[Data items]
□ □ □ □ □

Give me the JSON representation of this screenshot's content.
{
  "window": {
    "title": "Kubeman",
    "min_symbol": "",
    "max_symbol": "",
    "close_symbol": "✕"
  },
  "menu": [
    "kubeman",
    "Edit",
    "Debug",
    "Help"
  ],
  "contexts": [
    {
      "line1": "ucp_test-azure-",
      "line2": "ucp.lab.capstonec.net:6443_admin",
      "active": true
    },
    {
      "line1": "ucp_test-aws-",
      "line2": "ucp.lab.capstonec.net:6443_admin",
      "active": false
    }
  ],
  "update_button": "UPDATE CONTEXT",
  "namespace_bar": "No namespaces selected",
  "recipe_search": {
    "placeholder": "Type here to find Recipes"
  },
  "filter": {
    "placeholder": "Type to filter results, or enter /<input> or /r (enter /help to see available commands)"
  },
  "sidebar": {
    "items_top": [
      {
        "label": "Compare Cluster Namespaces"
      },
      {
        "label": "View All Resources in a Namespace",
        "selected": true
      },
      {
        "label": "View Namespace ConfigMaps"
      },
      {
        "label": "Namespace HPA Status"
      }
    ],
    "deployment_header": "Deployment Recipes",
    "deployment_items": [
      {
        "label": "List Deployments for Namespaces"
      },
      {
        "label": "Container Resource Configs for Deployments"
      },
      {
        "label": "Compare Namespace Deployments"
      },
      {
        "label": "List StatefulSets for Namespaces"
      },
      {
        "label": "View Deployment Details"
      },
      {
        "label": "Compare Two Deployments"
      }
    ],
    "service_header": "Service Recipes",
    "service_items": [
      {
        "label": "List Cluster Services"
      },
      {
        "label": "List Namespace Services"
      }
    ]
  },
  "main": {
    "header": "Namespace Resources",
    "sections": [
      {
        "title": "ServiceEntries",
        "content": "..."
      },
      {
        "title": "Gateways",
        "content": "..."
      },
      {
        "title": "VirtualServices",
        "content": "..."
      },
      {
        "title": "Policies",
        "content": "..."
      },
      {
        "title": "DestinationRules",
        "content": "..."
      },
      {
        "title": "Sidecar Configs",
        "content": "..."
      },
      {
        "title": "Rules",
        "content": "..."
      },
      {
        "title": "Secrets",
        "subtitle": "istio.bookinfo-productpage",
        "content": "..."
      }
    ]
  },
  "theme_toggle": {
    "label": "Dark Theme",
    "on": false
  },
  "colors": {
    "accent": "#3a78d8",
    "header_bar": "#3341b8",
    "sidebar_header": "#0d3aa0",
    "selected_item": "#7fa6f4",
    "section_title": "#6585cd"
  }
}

□ □ □ □ □

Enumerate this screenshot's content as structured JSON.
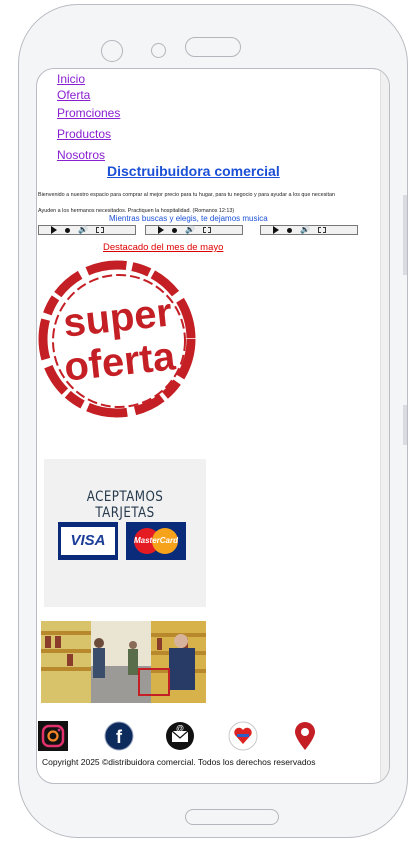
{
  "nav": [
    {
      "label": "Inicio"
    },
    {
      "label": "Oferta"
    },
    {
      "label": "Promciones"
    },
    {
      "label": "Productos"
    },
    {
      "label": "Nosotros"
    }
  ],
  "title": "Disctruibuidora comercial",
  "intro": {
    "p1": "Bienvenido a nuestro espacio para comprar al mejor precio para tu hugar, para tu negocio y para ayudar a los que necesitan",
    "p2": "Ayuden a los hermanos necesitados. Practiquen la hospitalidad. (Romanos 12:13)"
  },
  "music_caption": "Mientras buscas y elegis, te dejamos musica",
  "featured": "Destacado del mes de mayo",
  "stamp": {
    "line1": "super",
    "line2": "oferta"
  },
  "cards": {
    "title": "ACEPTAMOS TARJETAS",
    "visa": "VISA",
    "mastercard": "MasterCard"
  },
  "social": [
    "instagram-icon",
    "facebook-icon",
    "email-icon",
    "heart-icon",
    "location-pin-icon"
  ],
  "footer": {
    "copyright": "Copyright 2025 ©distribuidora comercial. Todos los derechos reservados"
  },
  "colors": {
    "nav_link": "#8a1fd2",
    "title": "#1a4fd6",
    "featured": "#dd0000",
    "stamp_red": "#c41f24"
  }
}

□ □ □ □ □

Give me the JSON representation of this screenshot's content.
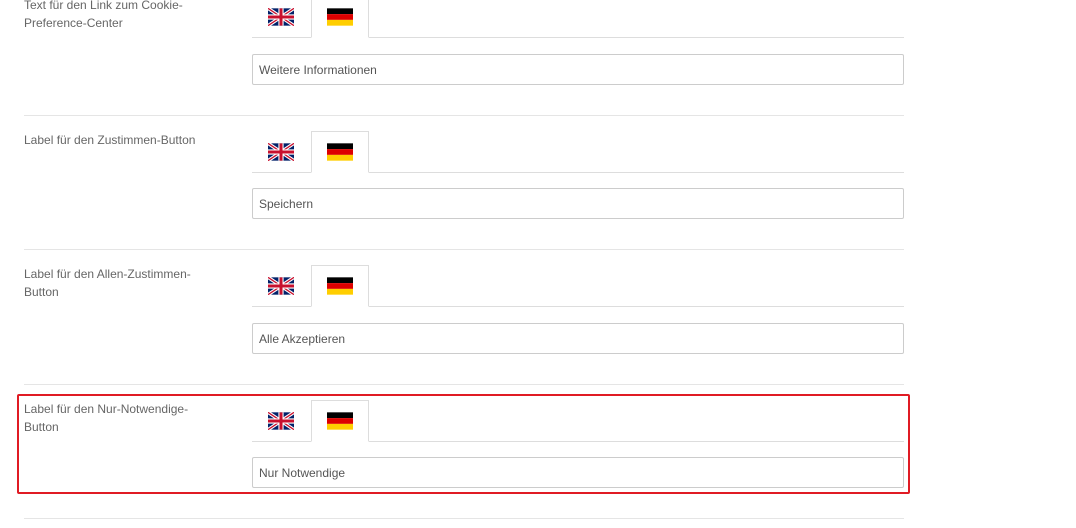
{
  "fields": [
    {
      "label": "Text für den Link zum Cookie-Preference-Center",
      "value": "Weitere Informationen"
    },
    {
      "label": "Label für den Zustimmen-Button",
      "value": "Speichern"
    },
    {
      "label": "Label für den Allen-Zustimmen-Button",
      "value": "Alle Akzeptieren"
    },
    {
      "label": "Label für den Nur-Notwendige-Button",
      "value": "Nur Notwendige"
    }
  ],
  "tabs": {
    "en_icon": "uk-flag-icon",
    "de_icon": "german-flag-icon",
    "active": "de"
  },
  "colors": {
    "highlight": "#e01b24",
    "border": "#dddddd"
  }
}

□ □ □ □ □

**SHORT PROBLEM**
Extract all lines that hold the word "Compare".

**OUTPUT FOR THIS EXERCISE**
        "label": "Compare Cluster Namespaces"
        "label": "Compare Namespace Deployments"
        "label": "Compare Two Deployments"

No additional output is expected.